Records from a dataset
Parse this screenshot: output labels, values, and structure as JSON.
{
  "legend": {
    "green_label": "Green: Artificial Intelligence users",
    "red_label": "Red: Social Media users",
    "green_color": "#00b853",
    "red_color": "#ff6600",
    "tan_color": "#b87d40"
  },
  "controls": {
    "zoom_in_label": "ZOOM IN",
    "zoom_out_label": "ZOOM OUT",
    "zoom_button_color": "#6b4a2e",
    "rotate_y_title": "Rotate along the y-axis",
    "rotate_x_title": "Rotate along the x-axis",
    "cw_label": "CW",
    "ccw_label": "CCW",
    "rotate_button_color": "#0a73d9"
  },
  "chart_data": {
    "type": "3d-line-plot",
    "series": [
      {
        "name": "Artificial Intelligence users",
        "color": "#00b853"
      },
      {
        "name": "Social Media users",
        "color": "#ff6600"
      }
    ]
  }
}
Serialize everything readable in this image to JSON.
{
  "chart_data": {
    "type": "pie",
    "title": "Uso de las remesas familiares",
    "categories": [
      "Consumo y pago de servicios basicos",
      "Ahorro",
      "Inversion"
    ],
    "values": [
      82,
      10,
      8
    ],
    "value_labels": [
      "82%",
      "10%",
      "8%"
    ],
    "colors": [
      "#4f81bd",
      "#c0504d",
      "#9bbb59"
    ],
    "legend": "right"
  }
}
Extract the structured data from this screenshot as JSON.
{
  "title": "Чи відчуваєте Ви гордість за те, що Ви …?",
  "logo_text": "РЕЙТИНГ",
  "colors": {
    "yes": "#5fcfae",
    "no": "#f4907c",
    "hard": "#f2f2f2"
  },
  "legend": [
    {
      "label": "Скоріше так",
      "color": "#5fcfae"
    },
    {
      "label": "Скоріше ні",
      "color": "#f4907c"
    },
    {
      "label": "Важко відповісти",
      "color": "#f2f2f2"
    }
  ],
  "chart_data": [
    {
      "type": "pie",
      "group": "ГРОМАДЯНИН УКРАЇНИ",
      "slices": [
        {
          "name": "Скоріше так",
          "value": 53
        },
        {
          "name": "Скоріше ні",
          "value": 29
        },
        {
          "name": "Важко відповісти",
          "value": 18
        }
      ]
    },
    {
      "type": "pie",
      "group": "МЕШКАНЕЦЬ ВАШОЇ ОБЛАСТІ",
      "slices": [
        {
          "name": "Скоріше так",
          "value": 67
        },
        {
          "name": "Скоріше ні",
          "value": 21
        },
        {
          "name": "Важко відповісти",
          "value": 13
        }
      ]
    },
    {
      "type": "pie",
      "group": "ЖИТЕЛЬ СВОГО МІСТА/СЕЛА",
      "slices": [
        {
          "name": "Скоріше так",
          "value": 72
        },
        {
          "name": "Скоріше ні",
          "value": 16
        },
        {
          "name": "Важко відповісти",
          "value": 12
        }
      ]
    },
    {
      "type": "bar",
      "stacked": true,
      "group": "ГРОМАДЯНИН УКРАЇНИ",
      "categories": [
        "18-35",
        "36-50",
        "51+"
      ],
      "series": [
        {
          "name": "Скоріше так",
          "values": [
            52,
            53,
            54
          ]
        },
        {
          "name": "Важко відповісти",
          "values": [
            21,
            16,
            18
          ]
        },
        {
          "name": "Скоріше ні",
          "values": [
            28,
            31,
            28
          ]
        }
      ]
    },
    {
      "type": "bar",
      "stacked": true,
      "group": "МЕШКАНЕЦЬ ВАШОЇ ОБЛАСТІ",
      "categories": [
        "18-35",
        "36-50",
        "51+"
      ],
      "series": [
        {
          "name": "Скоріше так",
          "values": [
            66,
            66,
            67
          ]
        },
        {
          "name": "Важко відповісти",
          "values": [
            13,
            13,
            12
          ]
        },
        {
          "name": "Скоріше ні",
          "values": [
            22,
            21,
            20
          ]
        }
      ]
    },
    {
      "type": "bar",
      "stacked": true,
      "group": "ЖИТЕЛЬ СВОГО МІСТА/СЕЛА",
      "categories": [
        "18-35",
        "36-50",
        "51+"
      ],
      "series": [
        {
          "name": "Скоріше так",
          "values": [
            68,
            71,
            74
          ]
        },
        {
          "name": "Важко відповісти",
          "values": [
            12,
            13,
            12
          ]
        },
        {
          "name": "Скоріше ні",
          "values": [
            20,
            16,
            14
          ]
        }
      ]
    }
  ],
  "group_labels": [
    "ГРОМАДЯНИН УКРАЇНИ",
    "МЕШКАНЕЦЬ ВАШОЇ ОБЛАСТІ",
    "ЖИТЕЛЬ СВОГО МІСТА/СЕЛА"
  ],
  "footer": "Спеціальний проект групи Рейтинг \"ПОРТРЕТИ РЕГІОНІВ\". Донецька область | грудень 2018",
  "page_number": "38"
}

**Exercise directions:** Identify the lines that hold the word "JSON". Copy every one of them.

**Full solution:**
Parse this screenshot: output labels, values, and structure as JSON.
Serialize everything readable in this image to JSON.
Extract the structured data from this screenshot as JSON.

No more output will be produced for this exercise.